Show all lines holding the string "prefix".

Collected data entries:
+-------+
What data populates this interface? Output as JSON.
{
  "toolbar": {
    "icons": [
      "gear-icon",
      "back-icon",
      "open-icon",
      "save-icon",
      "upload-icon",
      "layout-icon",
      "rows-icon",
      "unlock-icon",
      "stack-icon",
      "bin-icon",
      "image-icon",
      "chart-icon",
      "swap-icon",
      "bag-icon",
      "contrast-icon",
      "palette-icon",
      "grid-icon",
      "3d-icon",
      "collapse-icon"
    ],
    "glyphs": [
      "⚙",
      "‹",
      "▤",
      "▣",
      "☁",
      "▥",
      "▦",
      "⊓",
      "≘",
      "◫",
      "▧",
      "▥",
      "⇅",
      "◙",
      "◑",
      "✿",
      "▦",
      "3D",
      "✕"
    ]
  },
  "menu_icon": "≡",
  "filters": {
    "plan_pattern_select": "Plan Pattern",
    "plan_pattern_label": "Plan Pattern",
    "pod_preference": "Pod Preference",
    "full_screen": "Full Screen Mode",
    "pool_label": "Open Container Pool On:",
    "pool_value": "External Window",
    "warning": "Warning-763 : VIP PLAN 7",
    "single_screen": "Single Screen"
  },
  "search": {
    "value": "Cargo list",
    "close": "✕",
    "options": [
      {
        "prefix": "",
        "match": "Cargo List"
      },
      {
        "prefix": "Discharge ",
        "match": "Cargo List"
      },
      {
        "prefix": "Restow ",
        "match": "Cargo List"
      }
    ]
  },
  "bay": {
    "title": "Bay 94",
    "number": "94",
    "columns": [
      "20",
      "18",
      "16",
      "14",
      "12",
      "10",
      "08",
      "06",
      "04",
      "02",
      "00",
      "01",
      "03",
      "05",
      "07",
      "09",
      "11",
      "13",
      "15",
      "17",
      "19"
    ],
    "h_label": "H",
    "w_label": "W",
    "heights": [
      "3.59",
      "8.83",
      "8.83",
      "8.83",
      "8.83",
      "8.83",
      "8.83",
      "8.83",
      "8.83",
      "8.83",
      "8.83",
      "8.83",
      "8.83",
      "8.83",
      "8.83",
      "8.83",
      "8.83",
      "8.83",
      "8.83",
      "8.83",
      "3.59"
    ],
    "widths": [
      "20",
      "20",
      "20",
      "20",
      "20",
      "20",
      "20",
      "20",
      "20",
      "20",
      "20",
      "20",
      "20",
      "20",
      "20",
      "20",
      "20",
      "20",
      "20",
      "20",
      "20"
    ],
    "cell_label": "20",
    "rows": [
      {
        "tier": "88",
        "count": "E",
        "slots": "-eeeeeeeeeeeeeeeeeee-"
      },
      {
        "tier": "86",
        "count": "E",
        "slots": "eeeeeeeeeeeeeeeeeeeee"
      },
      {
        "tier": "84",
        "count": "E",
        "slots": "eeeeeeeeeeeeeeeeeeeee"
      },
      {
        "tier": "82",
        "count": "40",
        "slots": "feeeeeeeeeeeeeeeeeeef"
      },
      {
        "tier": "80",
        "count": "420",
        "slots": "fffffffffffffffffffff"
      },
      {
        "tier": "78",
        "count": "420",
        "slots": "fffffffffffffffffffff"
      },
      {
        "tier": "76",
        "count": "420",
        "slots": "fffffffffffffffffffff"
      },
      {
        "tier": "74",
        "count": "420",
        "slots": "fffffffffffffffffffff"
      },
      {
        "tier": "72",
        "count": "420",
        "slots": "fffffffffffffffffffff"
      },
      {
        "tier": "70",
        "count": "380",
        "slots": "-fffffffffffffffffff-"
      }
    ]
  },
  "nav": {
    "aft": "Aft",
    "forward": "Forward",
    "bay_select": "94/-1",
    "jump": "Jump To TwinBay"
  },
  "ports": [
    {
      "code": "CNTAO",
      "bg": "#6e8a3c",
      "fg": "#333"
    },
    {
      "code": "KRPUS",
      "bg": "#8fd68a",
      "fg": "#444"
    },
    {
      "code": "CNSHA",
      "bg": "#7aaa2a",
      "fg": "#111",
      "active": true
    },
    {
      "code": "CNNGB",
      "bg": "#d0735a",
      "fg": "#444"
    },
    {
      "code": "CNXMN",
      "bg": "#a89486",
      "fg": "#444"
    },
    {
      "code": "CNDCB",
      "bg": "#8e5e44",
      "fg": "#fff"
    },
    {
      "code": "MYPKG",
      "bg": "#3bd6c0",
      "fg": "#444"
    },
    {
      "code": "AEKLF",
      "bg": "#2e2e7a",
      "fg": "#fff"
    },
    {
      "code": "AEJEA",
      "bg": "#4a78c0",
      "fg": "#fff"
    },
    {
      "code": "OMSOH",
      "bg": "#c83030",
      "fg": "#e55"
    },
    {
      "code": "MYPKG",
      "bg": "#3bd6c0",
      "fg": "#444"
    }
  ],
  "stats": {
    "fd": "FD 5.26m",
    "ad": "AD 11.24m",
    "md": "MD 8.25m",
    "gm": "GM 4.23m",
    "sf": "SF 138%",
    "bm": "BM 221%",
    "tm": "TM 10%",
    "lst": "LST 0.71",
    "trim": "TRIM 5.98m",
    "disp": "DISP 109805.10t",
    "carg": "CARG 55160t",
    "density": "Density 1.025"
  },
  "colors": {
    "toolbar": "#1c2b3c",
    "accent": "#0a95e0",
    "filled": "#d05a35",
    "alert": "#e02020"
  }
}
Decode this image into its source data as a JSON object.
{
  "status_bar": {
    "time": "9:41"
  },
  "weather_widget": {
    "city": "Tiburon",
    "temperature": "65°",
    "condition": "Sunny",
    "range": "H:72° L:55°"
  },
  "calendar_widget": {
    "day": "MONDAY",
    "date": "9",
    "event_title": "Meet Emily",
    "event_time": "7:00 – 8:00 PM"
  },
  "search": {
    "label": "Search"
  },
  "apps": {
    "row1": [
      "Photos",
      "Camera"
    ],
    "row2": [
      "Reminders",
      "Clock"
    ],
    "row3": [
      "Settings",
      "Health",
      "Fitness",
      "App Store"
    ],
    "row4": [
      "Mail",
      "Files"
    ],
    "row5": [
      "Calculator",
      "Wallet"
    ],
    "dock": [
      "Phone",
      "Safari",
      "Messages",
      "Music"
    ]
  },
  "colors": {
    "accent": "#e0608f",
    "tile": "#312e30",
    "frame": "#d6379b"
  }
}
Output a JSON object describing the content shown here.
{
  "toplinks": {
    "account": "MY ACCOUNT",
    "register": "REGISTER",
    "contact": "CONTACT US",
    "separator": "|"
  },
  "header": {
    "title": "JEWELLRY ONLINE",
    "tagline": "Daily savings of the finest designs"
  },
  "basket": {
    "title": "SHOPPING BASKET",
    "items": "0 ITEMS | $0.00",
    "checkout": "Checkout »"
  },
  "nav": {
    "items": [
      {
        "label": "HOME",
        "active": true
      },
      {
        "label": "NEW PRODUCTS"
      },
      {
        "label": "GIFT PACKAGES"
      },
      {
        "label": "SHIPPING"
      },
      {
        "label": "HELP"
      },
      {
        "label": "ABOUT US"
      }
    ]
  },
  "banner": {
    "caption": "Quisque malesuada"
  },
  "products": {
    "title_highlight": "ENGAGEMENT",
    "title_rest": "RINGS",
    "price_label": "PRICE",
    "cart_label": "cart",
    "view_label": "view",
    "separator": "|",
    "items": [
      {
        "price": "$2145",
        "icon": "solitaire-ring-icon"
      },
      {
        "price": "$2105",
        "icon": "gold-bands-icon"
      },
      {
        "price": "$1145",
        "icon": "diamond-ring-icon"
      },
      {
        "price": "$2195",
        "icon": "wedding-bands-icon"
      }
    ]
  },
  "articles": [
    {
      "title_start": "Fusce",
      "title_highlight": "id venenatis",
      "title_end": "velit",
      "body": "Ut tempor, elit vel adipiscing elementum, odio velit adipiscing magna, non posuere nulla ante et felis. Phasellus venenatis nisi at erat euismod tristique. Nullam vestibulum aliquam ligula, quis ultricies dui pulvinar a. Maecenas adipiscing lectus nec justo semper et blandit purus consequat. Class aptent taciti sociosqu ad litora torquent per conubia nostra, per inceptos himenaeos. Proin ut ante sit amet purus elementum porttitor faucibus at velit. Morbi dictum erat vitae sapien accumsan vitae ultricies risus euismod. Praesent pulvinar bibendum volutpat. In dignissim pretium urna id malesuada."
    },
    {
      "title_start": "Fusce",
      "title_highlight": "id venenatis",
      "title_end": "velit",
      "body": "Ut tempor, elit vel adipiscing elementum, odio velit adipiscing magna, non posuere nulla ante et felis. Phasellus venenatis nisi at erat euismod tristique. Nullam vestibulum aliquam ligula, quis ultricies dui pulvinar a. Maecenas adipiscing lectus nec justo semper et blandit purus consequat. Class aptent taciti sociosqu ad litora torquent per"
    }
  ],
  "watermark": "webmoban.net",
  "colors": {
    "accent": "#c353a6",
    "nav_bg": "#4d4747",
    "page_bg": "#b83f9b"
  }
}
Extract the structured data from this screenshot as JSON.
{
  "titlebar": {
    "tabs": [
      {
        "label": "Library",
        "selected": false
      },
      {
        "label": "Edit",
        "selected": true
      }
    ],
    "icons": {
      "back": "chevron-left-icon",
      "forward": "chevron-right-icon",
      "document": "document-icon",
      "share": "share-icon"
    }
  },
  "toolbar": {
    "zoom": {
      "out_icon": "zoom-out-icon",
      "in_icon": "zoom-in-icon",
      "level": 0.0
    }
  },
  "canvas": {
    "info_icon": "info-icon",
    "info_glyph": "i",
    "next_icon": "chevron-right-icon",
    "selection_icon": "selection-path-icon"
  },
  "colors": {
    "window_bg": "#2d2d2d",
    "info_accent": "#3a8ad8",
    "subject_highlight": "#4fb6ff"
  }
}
+-------+
- [The answer]
        "prefix": "",
        "prefix": "Discharge ",
        "prefix": "Restow ",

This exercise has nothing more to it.